» Document section
---*---

Court Opinion

ID: 9745736
Source: CourtListenerOpinion
Date Created: 2023-08-27 13:29:57.15882+00
Date Added: 2024-06-11T12:26:41.473708
License: Public Domain

PERLUSS, P. J., Dissenting.
I respectfully dissent from the majority’s
decision to reverse Timothy Stallworth’s convictions for murder, attempted murder (three counts) and shooting at an occupied motor vehicle (three counts) in connection with the October 10, 2003 freeway shootings.
In its recent opinion in People v. Lewis (2008) 43 Cal.4th 415 [75 Cal.Rptr.3d 588, 181 P.3d 947] (Lewis) the California Supreme Court explained, “Severance may be necessary when a defendant’s confession cannot be redacted to protect a codefendant’s rights without prejudicing the defendant. [Citation.] A defendant is prejudiced in this context when the editing of his statement distorts his role or makes an exculpatory statement inculpatory.” (Id. at p. 457.) The redactions here neither distorted Stallworth’s role in the murder and attempted murders on October 10, 2003 nor made his exculpatory statement inculpatory—in both the original and redacted versions he insisted he was lying down in the far backseat of the Tahoe, did not participate in the shootings and was unaware his associates were armed until he heard the gunfire. Accordingly, I do not believe it was prejudicial to jointly try Stallworth and Myron Davis and to permit Stallworth’s redacted statement to be read to the jury.

---*---

(Stored data entries)
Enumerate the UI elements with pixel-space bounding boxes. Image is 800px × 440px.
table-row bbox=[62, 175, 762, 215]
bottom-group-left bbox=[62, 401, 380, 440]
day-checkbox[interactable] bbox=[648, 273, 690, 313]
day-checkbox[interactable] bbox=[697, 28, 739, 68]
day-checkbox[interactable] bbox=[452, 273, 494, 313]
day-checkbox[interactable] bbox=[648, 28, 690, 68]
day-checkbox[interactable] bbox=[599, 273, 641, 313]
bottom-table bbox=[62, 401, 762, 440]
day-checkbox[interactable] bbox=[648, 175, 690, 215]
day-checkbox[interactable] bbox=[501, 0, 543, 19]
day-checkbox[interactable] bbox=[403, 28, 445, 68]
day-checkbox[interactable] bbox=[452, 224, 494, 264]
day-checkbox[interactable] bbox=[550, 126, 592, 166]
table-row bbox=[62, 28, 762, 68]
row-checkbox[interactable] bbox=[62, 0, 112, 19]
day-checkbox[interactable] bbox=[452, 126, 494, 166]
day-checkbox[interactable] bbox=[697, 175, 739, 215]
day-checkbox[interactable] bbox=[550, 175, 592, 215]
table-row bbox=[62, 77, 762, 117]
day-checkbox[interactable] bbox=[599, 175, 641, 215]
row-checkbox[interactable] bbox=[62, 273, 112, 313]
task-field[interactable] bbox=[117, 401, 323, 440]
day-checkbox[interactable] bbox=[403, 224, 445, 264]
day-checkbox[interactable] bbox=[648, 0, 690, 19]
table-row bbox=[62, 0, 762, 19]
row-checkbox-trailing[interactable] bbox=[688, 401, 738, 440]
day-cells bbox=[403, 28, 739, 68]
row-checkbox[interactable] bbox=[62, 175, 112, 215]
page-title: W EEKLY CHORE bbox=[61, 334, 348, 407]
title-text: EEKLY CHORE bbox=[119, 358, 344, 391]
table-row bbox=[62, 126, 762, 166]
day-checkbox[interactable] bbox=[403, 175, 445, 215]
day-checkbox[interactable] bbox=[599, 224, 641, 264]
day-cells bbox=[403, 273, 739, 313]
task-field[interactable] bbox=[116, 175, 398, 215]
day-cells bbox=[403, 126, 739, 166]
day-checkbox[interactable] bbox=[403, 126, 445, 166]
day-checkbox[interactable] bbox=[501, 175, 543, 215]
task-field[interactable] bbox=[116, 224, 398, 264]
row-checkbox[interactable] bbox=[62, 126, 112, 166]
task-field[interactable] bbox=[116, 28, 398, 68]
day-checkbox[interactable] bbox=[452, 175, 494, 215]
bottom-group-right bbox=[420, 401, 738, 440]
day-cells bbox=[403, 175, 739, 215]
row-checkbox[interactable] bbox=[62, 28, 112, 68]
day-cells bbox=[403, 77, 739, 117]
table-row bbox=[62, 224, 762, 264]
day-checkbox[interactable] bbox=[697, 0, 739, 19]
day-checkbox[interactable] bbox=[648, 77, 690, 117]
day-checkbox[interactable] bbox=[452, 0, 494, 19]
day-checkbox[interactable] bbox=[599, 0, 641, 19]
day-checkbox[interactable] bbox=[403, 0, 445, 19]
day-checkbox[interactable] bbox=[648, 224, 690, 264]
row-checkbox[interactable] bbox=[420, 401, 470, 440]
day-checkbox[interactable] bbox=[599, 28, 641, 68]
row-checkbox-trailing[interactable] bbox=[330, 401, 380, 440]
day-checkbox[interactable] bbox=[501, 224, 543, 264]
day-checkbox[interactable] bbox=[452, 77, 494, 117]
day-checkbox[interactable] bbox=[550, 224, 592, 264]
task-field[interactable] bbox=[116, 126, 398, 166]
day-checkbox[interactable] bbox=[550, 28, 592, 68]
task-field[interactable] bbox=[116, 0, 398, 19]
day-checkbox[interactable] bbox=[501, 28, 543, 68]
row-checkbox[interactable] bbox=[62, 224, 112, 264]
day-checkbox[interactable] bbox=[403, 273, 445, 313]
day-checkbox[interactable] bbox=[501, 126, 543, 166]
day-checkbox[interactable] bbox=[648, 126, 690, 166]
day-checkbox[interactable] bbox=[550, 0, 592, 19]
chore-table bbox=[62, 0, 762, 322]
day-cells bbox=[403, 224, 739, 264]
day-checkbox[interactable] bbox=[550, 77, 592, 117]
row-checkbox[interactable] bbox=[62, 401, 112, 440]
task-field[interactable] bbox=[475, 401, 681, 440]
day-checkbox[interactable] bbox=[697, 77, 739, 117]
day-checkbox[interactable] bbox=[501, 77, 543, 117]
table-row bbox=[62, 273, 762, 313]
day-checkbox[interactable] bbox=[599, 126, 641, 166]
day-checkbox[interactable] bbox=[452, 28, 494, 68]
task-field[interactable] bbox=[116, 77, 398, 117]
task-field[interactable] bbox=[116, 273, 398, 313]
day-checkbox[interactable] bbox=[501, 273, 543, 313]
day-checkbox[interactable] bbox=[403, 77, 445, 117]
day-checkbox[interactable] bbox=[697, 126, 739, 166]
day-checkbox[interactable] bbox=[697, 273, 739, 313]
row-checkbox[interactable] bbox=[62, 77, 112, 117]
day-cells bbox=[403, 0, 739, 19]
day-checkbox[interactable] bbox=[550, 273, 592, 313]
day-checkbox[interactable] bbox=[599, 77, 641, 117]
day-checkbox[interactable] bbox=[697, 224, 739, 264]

---*---

Write the next part of the dissenting opinion on Timothy Stallworth's convictions, picking up after its last sentence.

» Exercise output
To be sure, redacting Stallworth’s account of the freeway shootings to remove all references to Davis made the statement somewhat less coherent— although the original, unredacted statements are themselves difficult to follow and internally inconsistent, at least in part. Accordingly, it may well have *1106been better to try the two men separately or for the trial court to have impaneled separate juries to hear the cases. But the relatively minor problems created by the redactions do not satisfy the definition of prejudice set forth in Lewis and, in my view, did not make Stallworth’s trial fimdamentally unfair, requiring reversal of the convictions.
The majority’s contrary conclusion—“that the redactions effectively rendered his exculpatory account of the freeway shooting implausible”—rests on two principal points. First, the redacted statement unfairly exposed Stallworth’s credibility to challenge because it contained varying representations about the number of shooters and the number of guns they used. Second, by removing all mention of Davis, Stallworth’s statement suggested the front passenger seat was empty, or if not empty, Stallworth was lying or concealing who was sitting there.
As to the first point, although the redacted statement plainly does not identify the second shooter—Stallworth’s codefendant Davis—it leaves no doubt that there were two guns used by two shooters and that Stallworth claimed he was not one of them. Specifically asked, “Was it one gun or two?,” Stallworth responds, “I guess it, it had to be two.” When asked about “Two-P’s” role in the incident, Stallworth unequivocally states, “He was one of the shooters”—necessarily implying there was also a second shooter. Moreover, Stallworth repeatedly refers to the men with the guns in the plural, stating, “that night they had guns”; “I didn’t even know they had guns”; after the shooting at Stallworth’s girlfriend’s house, “they was . . . wiping [the weapon] off”; and “they did that stupid stuff. Jeopardize my life.”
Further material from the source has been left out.